Count how many lines hold the string "content". Answer with that number and nothing more.

# STORED ROWS:
-- Begin --

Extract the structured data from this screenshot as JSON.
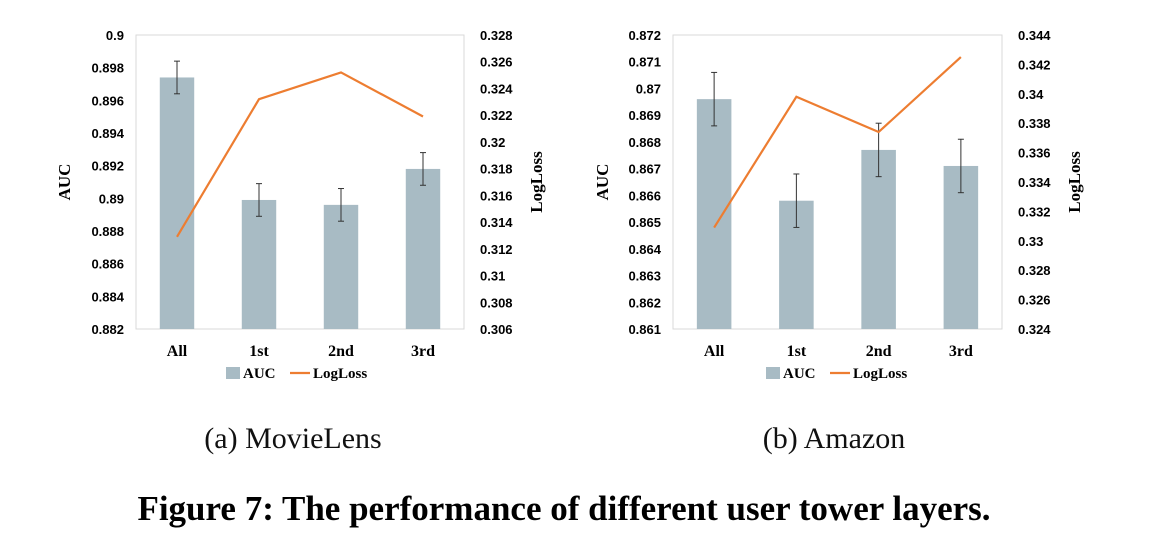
{
  "figure": {
    "caption": "Figure 7: The performance of different user tower layers."
  },
  "chart_data": [
    {
      "type": "bar",
      "subtitle": "(a)  MovieLens",
      "categories": [
        "All",
        "1st",
        "2nd",
        "3rd"
      ],
      "ylabel": "AUC",
      "y2label": "LogLoss",
      "ylim": [
        0.882,
        0.9
      ],
      "yticks": [
        "0.9",
        "0.898",
        "0.896",
        "0.894",
        "0.892",
        "0.89",
        "0.888",
        "0.886",
        "0.884",
        "0.882"
      ],
      "y2lim": [
        0.306,
        0.328
      ],
      "y2ticks": [
        "0.328",
        "0.326",
        "0.324",
        "0.322",
        "0.32",
        "0.318",
        "0.316",
        "0.314",
        "0.312",
        "0.31",
        "0.308",
        "0.306"
      ],
      "series": [
        {
          "name": "AUC",
          "kind": "bar",
          "axis": "left",
          "color": "#a8bbc4",
          "values": [
            0.8974,
            0.8899,
            0.8896,
            0.8918
          ],
          "errors": [
            0.001,
            0.001,
            0.001,
            0.001
          ]
        },
        {
          "name": "LogLoss",
          "kind": "line",
          "axis": "right",
          "color": "#ed7d31",
          "values": [
            0.3129,
            0.3232,
            0.3252,
            0.3219
          ]
        }
      ],
      "legend": "bottom"
    },
    {
      "type": "bar",
      "subtitle": "(b)  Amazon",
      "categories": [
        "All",
        "1st",
        "2nd",
        "3rd"
      ],
      "ylabel": "AUC",
      "y2label": "LogLoss",
      "ylim": [
        0.861,
        0.872
      ],
      "yticks": [
        "0.872",
        "0.871",
        "0.87",
        "0.869",
        "0.868",
        "0.867",
        "0.866",
        "0.865",
        "0.864",
        "0.863",
        "0.862",
        "0.861"
      ],
      "y2lim": [
        0.324,
        0.344
      ],
      "y2ticks": [
        "0.344",
        "0.342",
        "0.34",
        "0.338",
        "0.336",
        "0.334",
        "0.332",
        "0.33",
        "0.328",
        "0.326",
        "0.324"
      ],
      "series": [
        {
          "name": "AUC",
          "kind": "bar",
          "axis": "left",
          "color": "#a8bbc4",
          "values": [
            0.8696,
            0.8658,
            0.8677,
            0.8671
          ],
          "errors": [
            0.001,
            0.001,
            0.001,
            0.001
          ]
        },
        {
          "name": "LogLoss",
          "kind": "line",
          "axis": "right",
          "color": "#ed7d31",
          "values": [
            0.3309,
            0.3398,
            0.3374,
            0.3425
          ]
        }
      ],
      "legend": "bottom"
    }
  ]
}
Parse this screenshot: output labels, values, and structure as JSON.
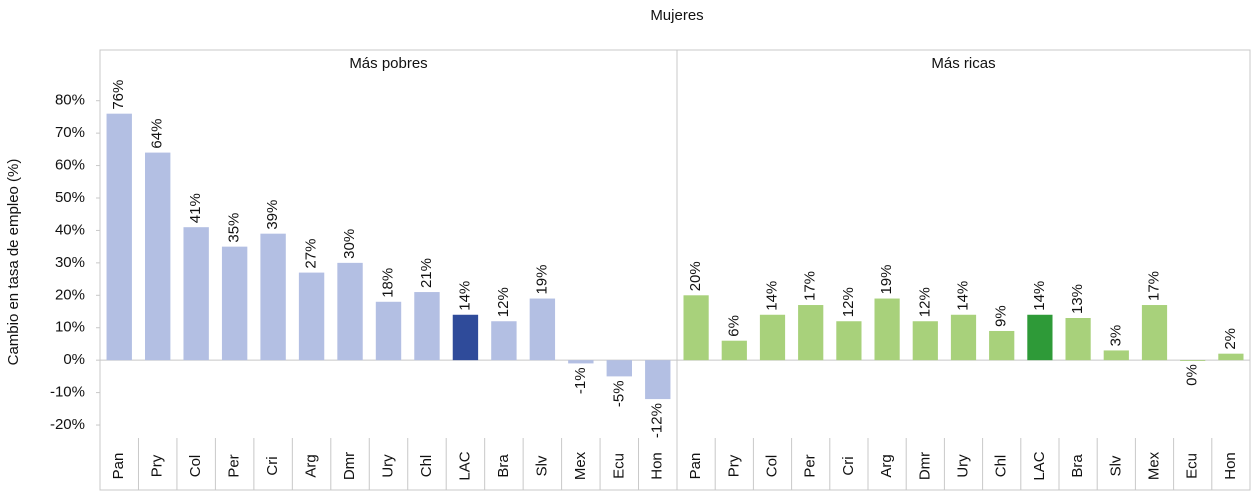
{
  "title": "Mujeres",
  "ylabel": "Cambio en tasa de empleo (%)",
  "chart_data": [
    {
      "type": "bar",
      "title": "Más pobres",
      "categories": [
        "Pan",
        "Pry",
        "Col",
        "Per",
        "Cri",
        "Arg",
        "Dmr",
        "Ury",
        "Chl",
        "LAC",
        "Bra",
        "Slv",
        "Mex",
        "Ecu",
        "Hon"
      ],
      "values": [
        76,
        64,
        41,
        35,
        39,
        27,
        30,
        18,
        21,
        14,
        12,
        19,
        -1,
        -5,
        -12
      ],
      "value_labels": [
        "76%",
        "64%",
        "41%",
        "35%",
        "39%",
        "27%",
        "30%",
        "18%",
        "21%",
        "14%",
        "12%",
        "19%",
        "-1%",
        "-5%",
        "-12%"
      ],
      "colors": [
        "#b3bfe3",
        "#b3bfe3",
        "#b3bfe3",
        "#b3bfe3",
        "#b3bfe3",
        "#b3bfe3",
        "#b3bfe3",
        "#b3bfe3",
        "#b3bfe3",
        "#2f4b9a",
        "#b3bfe3",
        "#b3bfe3",
        "#b3bfe3",
        "#b3bfe3",
        "#b3bfe3"
      ],
      "ylim": [
        -24,
        87
      ],
      "yticks": [
        {
          "value": -20,
          "label": "-20%"
        },
        {
          "value": -10,
          "label": "-10%"
        },
        {
          "value": 0,
          "label": "0%"
        },
        {
          "value": 10,
          "label": "10%"
        },
        {
          "value": 20,
          "label": "20%"
        },
        {
          "value": 30,
          "label": "30%"
        },
        {
          "value": 40,
          "label": "40%"
        },
        {
          "value": 50,
          "label": "50%"
        },
        {
          "value": 60,
          "label": "60%"
        },
        {
          "value": 70,
          "label": "70%"
        },
        {
          "value": 80,
          "label": "80%"
        }
      ]
    },
    {
      "type": "bar",
      "title": "Más ricas",
      "categories": [
        "Pan",
        "Pry",
        "Col",
        "Per",
        "Cri",
        "Arg",
        "Dmr",
        "Ury",
        "Chl",
        "LAC",
        "Bra",
        "Slv",
        "Mex",
        "Ecu",
        "Hon"
      ],
      "values": [
        20,
        6,
        14,
        17,
        12,
        19,
        12,
        14,
        9,
        14,
        13,
        3,
        17,
        0,
        2
      ],
      "value_labels": [
        "20%",
        "6%",
        "14%",
        "17%",
        "12%",
        "19%",
        "12%",
        "14%",
        "9%",
        "14%",
        "13%",
        "3%",
        "17%",
        "0%",
        "2%"
      ],
      "colors": [
        "#a8d17b",
        "#a8d17b",
        "#a8d17b",
        "#a8d17b",
        "#a8d17b",
        "#a8d17b",
        "#a8d17b",
        "#a8d17b",
        "#a8d17b",
        "#2e9a38",
        "#a8d17b",
        "#a8d17b",
        "#a8d17b",
        "#a8d17b",
        "#a8d17b"
      ],
      "ylim": [
        -24,
        87
      ]
    }
  ]
}
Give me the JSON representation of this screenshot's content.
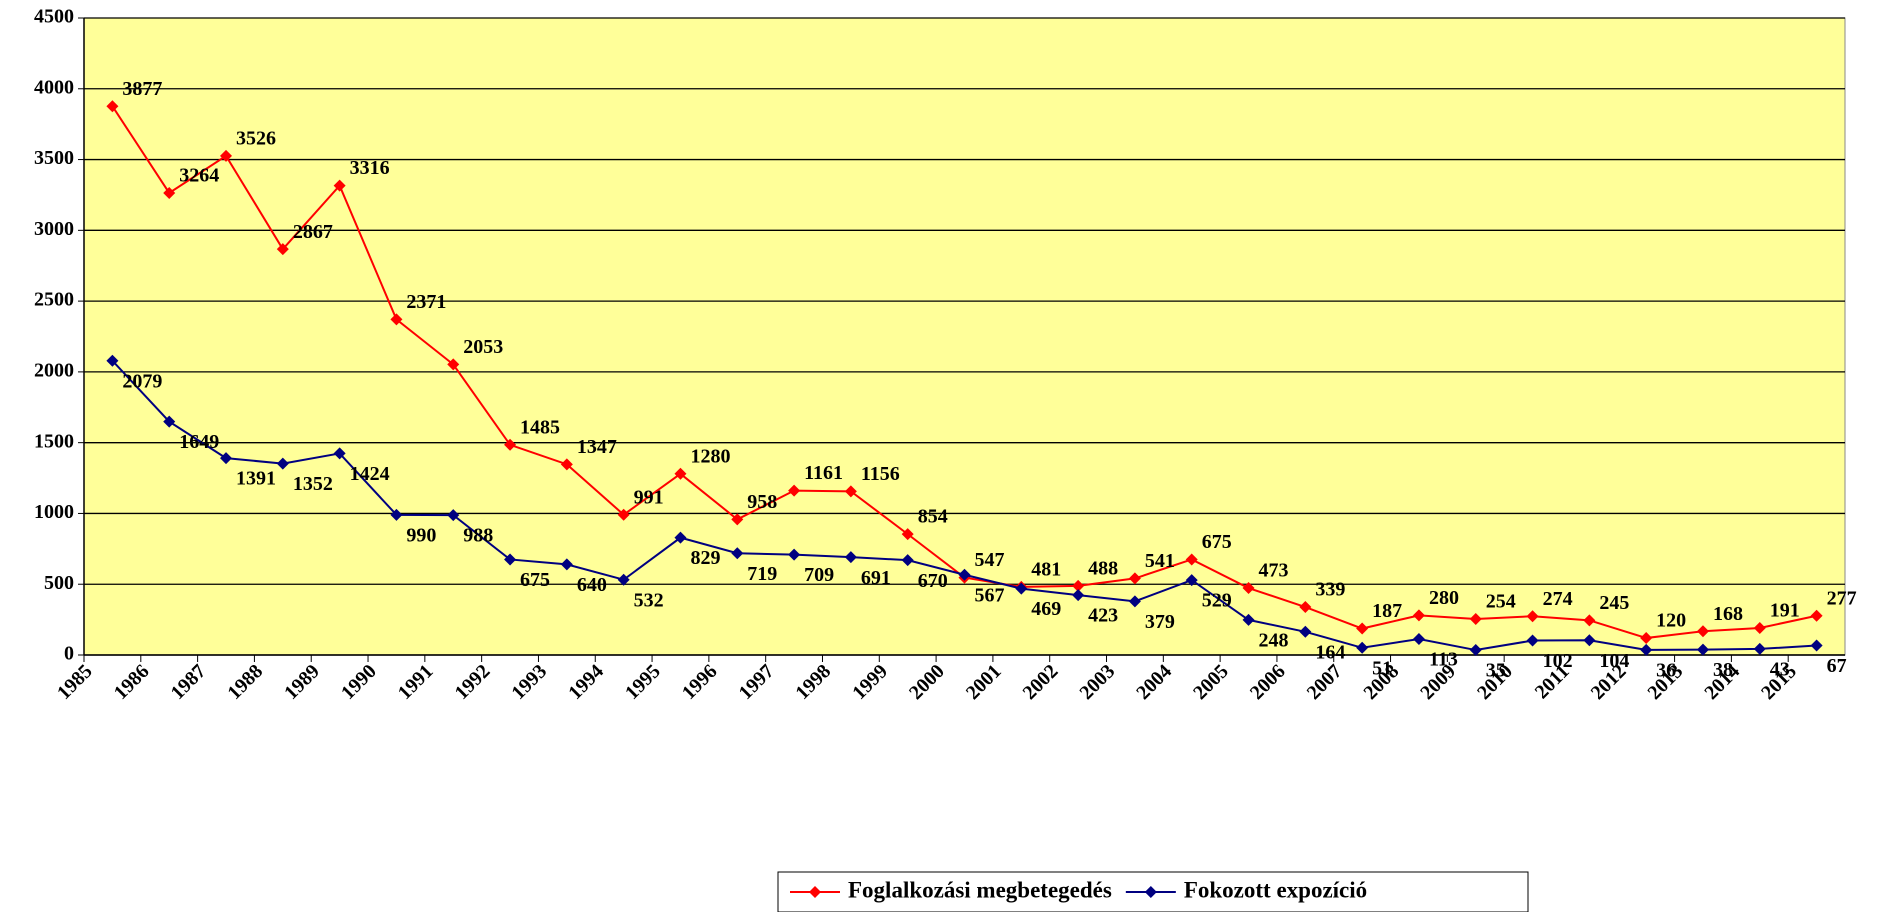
{
  "chart_data": {
    "type": "line",
    "categories": [
      "1985",
      "1986",
      "1987",
      "1988",
      "1989",
      "1990",
      "1991",
      "1992",
      "1993",
      "1994",
      "1995",
      "1996",
      "1997",
      "1998",
      "1999",
      "2000",
      "2001",
      "2002",
      "2003",
      "2004",
      "2005",
      "2006",
      "2007",
      "2008",
      "2009",
      "2010",
      "2011",
      "2012",
      "2013",
      "2014",
      "2015"
    ],
    "series": [
      {
        "name": "Foglalkozási megbetegedés",
        "color": "#ff0000",
        "values": [
          3877,
          3264,
          3526,
          2867,
          3316,
          2371,
          2053,
          1485,
          1347,
          991,
          1280,
          958,
          1161,
          1156,
          854,
          547,
          481,
          488,
          541,
          675,
          473,
          339,
          187,
          280,
          254,
          274,
          245,
          120,
          168,
          191,
          277
        ]
      },
      {
        "name": "Fokozott expozíció",
        "color": "#000080",
        "values": [
          2079,
          1649,
          1391,
          1352,
          1424,
          990,
          988,
          675,
          640,
          532,
          829,
          719,
          709,
          691,
          670,
          567,
          469,
          423,
          379,
          529,
          248,
          164,
          51,
          113,
          35,
          102,
          104,
          36,
          38,
          43,
          67
        ]
      }
    ],
    "ylim": [
      0,
      4500
    ],
    "yticks": [
      0,
      500,
      1000,
      1500,
      2000,
      2500,
      3000,
      3500,
      4000,
      4500
    ],
    "grid": true,
    "background": "#ffff99",
    "legend": "bottom"
  }
}
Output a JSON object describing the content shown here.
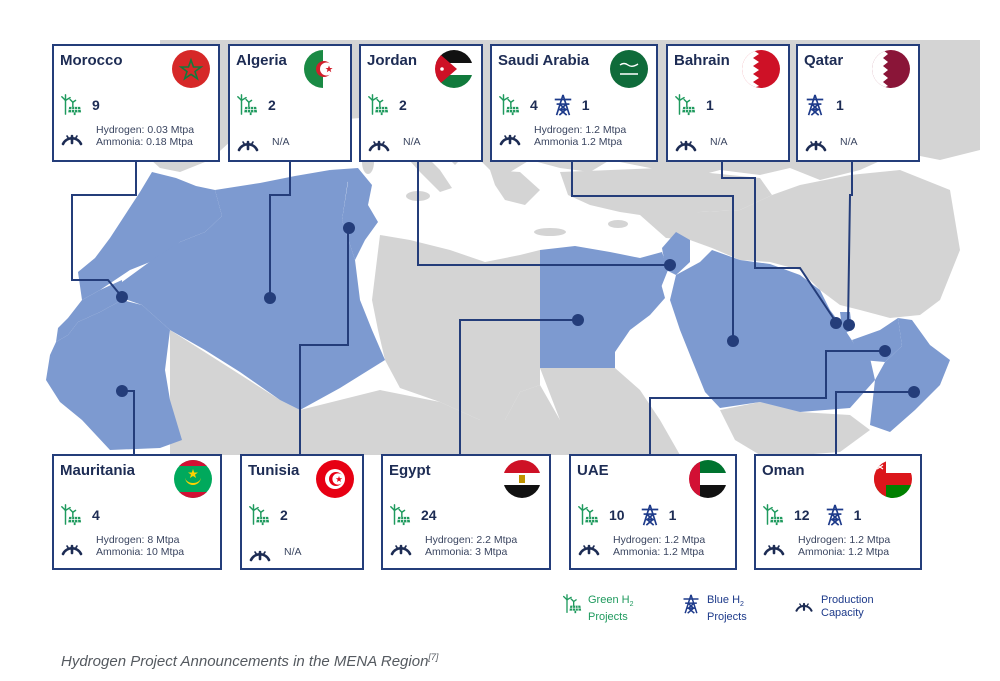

-- End --

# RESPONSE:
2